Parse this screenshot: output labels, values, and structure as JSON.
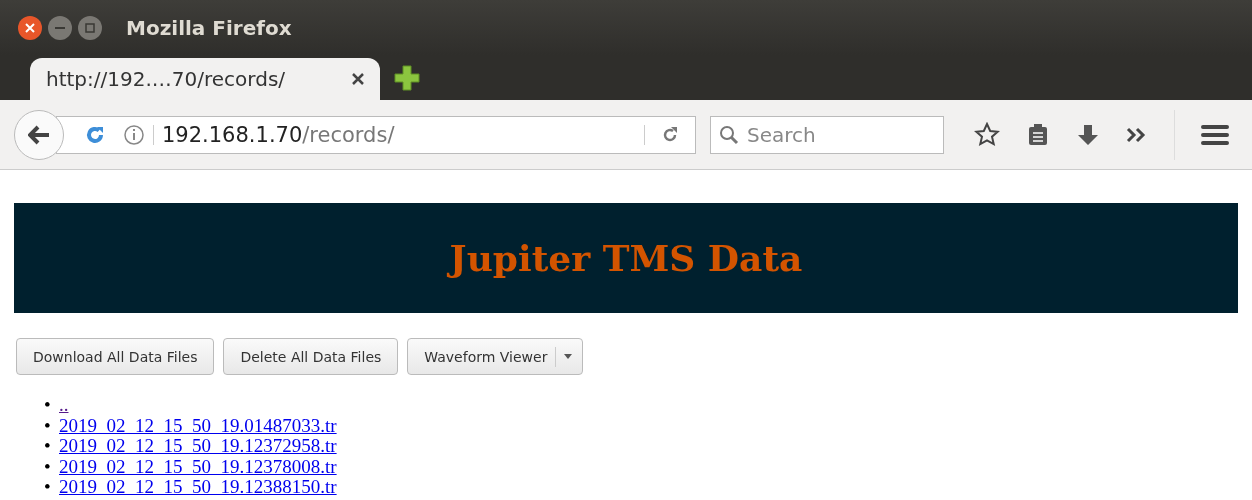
{
  "window": {
    "title": "Mozilla Firefox"
  },
  "tabs": [
    {
      "label": "http://192.…70/records/",
      "selected": true
    }
  ],
  "address": {
    "host": "192.168.1.70",
    "path": "/records/"
  },
  "search": {
    "placeholder": "Search"
  },
  "page": {
    "heading": "Jupiter TMS Data",
    "buttons": [
      {
        "label": "Download All Data Files",
        "kind": "plain"
      },
      {
        "label": "Delete All Data Files",
        "kind": "plain"
      },
      {
        "label": "Waveform Viewer",
        "kind": "split"
      }
    ],
    "links": [
      {
        "marker": "•",
        "label": "..",
        "visited": true
      },
      {
        "marker": "•",
        "label": "2019_02_12_15_50_19.01487033.tr",
        "visited": false
      },
      {
        "marker": "•",
        "label": "2019_02_12_15_50_19.12372958.tr",
        "visited": false
      },
      {
        "marker": "•",
        "label": "2019_02_12_15_50_19.12378008.tr",
        "visited": false
      },
      {
        "marker": "•",
        "label": "2019_02_12_15_50_19.12388150.tr",
        "visited": false
      }
    ]
  }
}
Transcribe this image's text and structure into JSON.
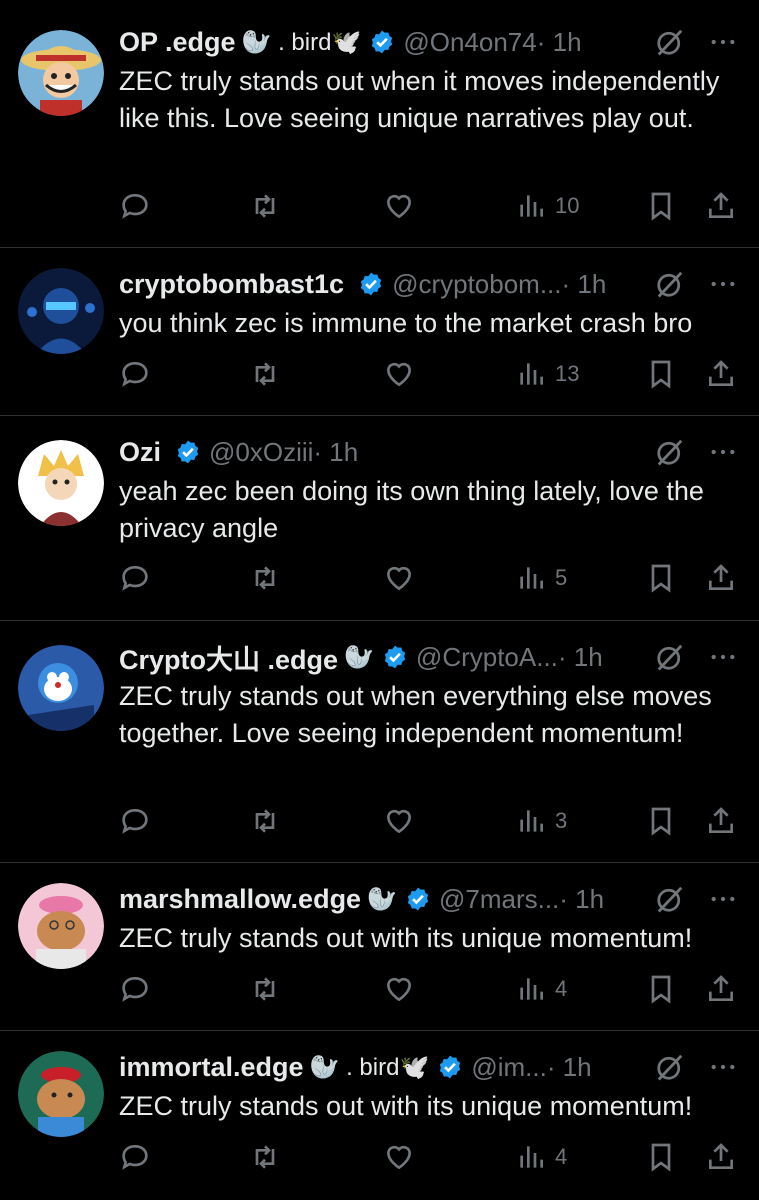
{
  "icons": {
    "verified": "verified-badge-icon",
    "grok": "grok-icon",
    "more": "more-icon",
    "reply": "reply-icon",
    "repost": "repost-icon",
    "like": "like-icon",
    "views": "views-icon",
    "bookmark": "bookmark-icon",
    "share": "share-icon"
  },
  "colors": {
    "background": "#000000",
    "text": "#e7e9ea",
    "muted": "#71767b",
    "verified": "#1d9bf0",
    "divider": "#2f3336"
  },
  "tweets": [
    {
      "name": "OP .edge",
      "emoji": "🦭 . bird🕊️",
      "handle": "@On4on74",
      "time": "· 1h",
      "text": "ZEC truly stands out when it moves independently like this. Love seeing unique narratives play out.",
      "views": "10"
    },
    {
      "name": "cryptobombast1c",
      "emoji": "",
      "handle": "@cryptobom...",
      "time": "· 1h",
      "text": "you think zec is immune to the market crash bro",
      "views": "13"
    },
    {
      "name": "Ozi",
      "emoji": "",
      "handle": "@0xOziii",
      "time": "· 1h",
      "text": "yeah zec been doing its own thing lately, love the privacy angle",
      "views": "5"
    },
    {
      "name": "Crypto大山 .edge",
      "emoji": "🦭",
      "handle": "@CryptoA...",
      "time": "· 1h",
      "text": "ZEC truly stands out when everything else moves together. Love seeing independent momentum!",
      "views": "3"
    },
    {
      "name": "marshmallow.edge",
      "emoji": "🦭",
      "handle": "@7mars...",
      "time": "· 1h",
      "text": "ZEC truly stands out with its unique momentum!",
      "views": "4"
    },
    {
      "name": "immortal.edge",
      "emoji": "🦭 . bird🕊️",
      "handle": "@im...",
      "time": "· 1h",
      "text": "ZEC truly stands out with its unique momentum!",
      "views": "4"
    }
  ]
}
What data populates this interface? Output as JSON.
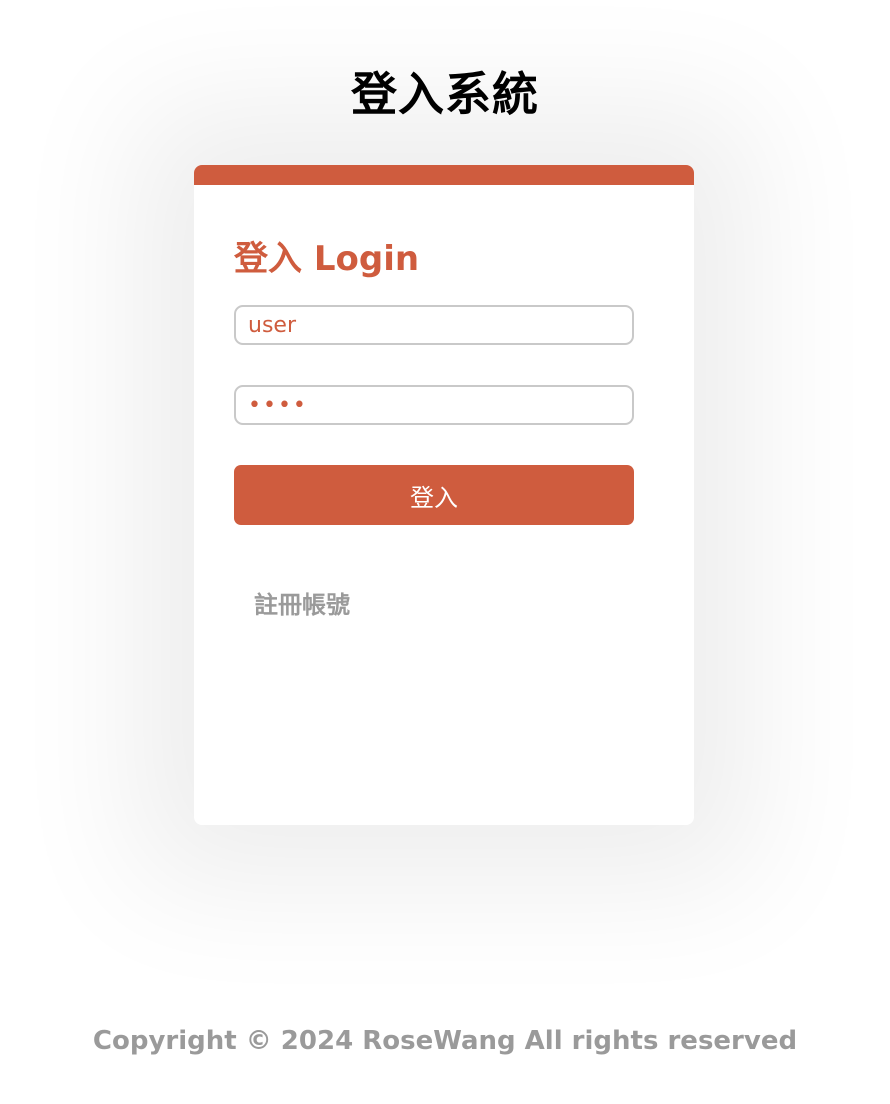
{
  "header": {
    "title": "登入系統"
  },
  "login_card": {
    "heading": "登入 Login",
    "username_value": "user",
    "password_value": "1234",
    "submit_label": "登入",
    "register_link": "註冊帳號"
  },
  "footer": {
    "copyright": "Copyright © 2024 RoseWang All rights reserved"
  },
  "colors": {
    "accent": "#cf5c3e",
    "muted_text": "#9a9a9a",
    "input_border": "#c9c9c9"
  }
}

::::::::::

--- DIRECTIVE ---
Copy out only the lines beginning at the line with "What data populates" and ending at the last line of the entries. Keep them exact; drop pictures.

--- TASK RESPONSE ---
What data populates this interface? Output as JSON.
{
  "header": {
    "title": "登入系統"
  },
  "login_card": {
    "heading": "登入 Login",
    "username_value": "user",
    "password_value": "1234",
    "submit_label": "登入",
    "register_link": "註冊帳號"
  },
  "footer": {
    "copyright": "Copyright © 2024 RoseWang All rights reserved"
  },
  "colors": {
    "accent": "#cf5c3e",
    "muted_text": "#9a9a9a",
    "input_border": "#c9c9c9"
  }
}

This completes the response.